• Task objective
Return the full material exactly.

******************************

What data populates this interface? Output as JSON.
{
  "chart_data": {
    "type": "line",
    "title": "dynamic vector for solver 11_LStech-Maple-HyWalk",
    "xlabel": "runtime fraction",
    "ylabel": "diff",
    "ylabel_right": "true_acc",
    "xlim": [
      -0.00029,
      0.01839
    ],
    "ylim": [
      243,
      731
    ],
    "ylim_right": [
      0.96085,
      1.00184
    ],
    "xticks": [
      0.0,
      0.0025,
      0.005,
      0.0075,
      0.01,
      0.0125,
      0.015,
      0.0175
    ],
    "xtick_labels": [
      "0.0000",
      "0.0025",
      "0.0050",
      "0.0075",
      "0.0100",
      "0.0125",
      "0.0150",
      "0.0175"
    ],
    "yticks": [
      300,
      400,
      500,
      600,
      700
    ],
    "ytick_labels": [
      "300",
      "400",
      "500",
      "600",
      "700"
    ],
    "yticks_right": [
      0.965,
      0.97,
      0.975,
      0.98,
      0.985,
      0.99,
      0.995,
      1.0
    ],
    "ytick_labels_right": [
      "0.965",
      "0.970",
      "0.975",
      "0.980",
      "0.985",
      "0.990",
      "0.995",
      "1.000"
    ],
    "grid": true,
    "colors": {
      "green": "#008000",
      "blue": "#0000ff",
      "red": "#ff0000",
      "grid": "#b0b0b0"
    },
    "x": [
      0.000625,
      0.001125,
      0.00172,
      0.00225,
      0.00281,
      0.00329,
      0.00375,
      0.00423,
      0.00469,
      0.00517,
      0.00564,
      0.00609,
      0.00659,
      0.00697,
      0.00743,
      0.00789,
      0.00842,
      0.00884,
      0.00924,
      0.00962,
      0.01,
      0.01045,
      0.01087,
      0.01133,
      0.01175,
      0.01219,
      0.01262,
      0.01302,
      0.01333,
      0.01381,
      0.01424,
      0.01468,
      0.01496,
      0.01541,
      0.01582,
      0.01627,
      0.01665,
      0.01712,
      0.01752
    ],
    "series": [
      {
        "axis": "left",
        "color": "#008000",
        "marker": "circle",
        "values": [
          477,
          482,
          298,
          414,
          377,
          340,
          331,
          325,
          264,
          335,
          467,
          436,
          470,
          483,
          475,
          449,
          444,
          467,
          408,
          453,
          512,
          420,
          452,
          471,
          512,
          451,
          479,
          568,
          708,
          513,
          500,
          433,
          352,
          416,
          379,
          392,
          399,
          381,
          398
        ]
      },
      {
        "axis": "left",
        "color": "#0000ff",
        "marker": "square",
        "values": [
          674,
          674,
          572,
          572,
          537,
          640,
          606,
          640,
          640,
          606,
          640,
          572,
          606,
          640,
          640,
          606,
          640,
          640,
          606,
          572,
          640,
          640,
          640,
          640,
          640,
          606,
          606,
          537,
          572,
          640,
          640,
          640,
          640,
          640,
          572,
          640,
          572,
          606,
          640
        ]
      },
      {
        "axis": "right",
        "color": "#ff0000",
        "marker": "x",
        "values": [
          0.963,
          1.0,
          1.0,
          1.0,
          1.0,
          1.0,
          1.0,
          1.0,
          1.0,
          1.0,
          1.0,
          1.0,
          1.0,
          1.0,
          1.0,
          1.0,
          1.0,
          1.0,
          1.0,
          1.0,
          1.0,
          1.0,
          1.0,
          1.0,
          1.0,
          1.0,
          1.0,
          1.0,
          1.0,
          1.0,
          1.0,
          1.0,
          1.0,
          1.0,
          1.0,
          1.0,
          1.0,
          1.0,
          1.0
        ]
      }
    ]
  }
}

******************************

• Answer below
What data populates this interface? Output as JSON.
{
  "chart_data": {
    "type": "line",
    "title": "dynamic vector for solver 11_LStech-Maple-HyWalk",
    "xlabel": "runtime fraction",
    "ylabel": "diff",
    "ylabel_right": "true_acc",
    "xlim": [
      -0.00029,
      0.01839
    ],
    "ylim": [
      243,
      731
    ],
    "ylim_right": [
      0.96085,
      1.00184
    ],
    "xticks": [
      0.0,
      0.0025,
      0.005,
      0.0075,
      0.01,
      0.0125,
      0.015,
      0.0175
    ],
    "xtick_labels": [
      "0.0000",
      "0.0025",
      "0.0050",
      "0.0075",
      "0.0100",
      "0.0125",
      "0.0150",
      "0.0175"
    ],
    "yticks": [
      300,
      400,
      500,
      600,
      700
    ],
    "ytick_labels": [
      "300",
      "400",
      "500",
      "600",
      "700"
    ],
    "yticks_right": [
      0.965,
      0.97,
      0.975,
      0.98,
      0.985,
      0.99,
      0.995,
      1.0
    ],
    "ytick_labels_right": [
      "0.965",
      "0.970",
      "0.975",
      "0.980",
      "0.985",
      "0.990",
      "0.995",
      "1.000"
    ],
    "grid": true,
    "colors": {
      "green": "#008000",
      "blue": "#0000ff",
      "red": "#ff0000",
      "grid": "#b0b0b0"
    },
    "x": [
      0.000625,
      0.001125,
      0.00172,
      0.00225,
      0.00281,
      0.00329,
      0.00375,
      0.00423,
      0.00469,
      0.00517,
      0.00564,
      0.00609,
      0.00659,
      0.00697,
      0.00743,
      0.00789,
      0.00842,
      0.00884,
      0.00924,
      0.00962,
      0.01,
      0.01045,
      0.01087,
      0.01133,
      0.01175,
      0.01219,
      0.01262,
      0.01302,
      0.01333,
      0.01381,
      0.01424,
      0.01468,
      0.01496,
      0.01541,
      0.01582,
      0.01627,
      0.01665,
      0.01712,
      0.01752
    ],
    "series": [
      {
        "axis": "left",
        "color": "#008000",
        "marker": "circle",
        "values": [
          477,
          482,
          298,
          414,
          377,
          340,
          331,
          325,
          264,
          335,
          467,
          436,
          470,
          483,
          475,
          449,
          444,
          467,
          408,
          453,
          512,
          420,
          452,
          471,
          512,
          451,
          479,
          568,
          708,
          513,
          500,
          433,
          352,
          416,
          379,
          392,
          399,
          381,
          398
        ]
      },
      {
        "axis": "left",
        "color": "#0000ff",
        "marker": "square",
        "values": [
          674,
          674,
          572,
          572,
          537,
          640,
          606,
          640,
          640,
          606,
          640,
          572,
          606,
          640,
          640,
          606,
          640,
          640,
          606,
          572,
          640,
          640,
          640,
          640,
          640,
          606,
          606,
          537,
          572,
          640,
          640,
          640,
          640,
          640,
          572,
          640,
          572,
          606,
          640
        ]
      },
      {
        "axis": "right",
        "color": "#ff0000",
        "marker": "x",
        "values": [
          0.963,
          1.0,
          1.0,
          1.0,
          1.0,
          1.0,
          1.0,
          1.0,
          1.0,
          1.0,
          1.0,
          1.0,
          1.0,
          1.0,
          1.0,
          1.0,
          1.0,
          1.0,
          1.0,
          1.0,
          1.0,
          1.0,
          1.0,
          1.0,
          1.0,
          1.0,
          1.0,
          1.0,
          1.0,
          1.0,
          1.0,
          1.0,
          1.0,
          1.0,
          1.0,
          1.0,
          1.0,
          1.0,
          1.0
        ]
      }
    ]
  }
}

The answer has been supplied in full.